==== Material shown ====

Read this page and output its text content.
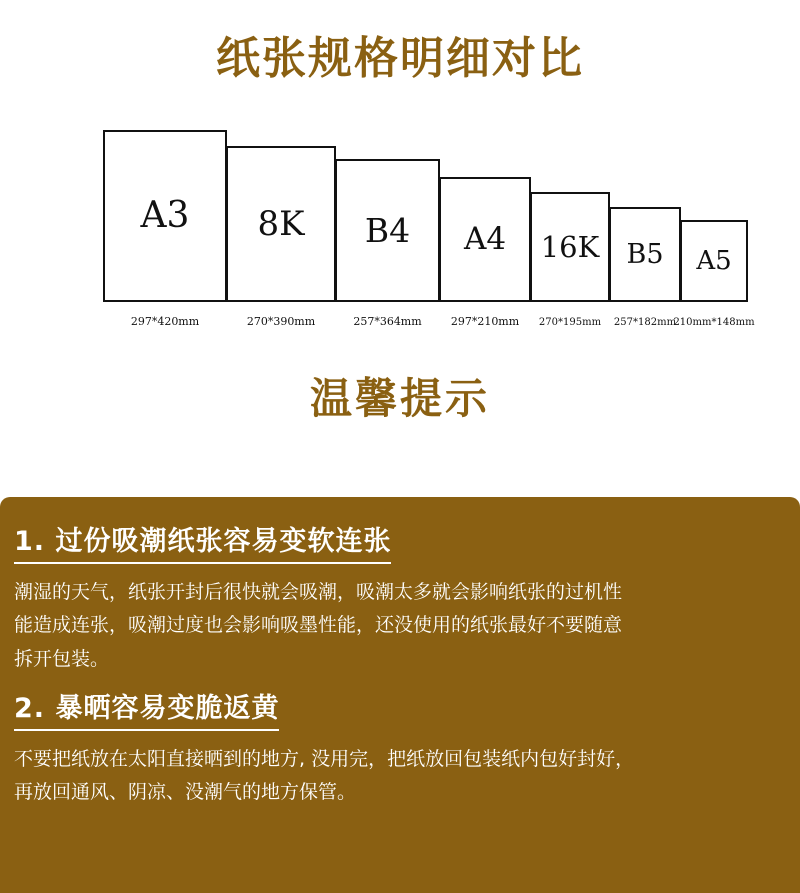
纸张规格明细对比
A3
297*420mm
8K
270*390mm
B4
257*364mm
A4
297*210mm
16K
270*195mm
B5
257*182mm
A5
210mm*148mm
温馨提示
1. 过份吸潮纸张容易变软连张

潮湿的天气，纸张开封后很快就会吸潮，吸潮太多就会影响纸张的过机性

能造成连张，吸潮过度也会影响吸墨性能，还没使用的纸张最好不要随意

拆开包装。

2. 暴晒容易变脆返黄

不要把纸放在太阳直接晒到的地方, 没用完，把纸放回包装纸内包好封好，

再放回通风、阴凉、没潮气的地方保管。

====

Transcribe the records above exactly, omitting every picture they contain.

■ **Output for this task**
Read this page and output its text content.
纸张规格明细对比
A3
297*420mm
8K
270*390mm
B4
257*364mm
A4
297*210mm
16K
270*195mm
B5
257*182mm
A5
210mm*148mm
温馨提示
1. 过份吸潮纸张容易变软连张

潮湿的天气，纸张开封后很快就会吸潮，吸潮太多就会影响纸张的过机性

能造成连张，吸潮过度也会影响吸墨性能，还没使用的纸张最好不要随意

拆开包装。

2. 暴晒容易变脆返黄

不要把纸放在太阳直接晒到的地方, 没用完，把纸放回包装纸内包好封好，

再放回通风、阴凉、没潮气的地方保管。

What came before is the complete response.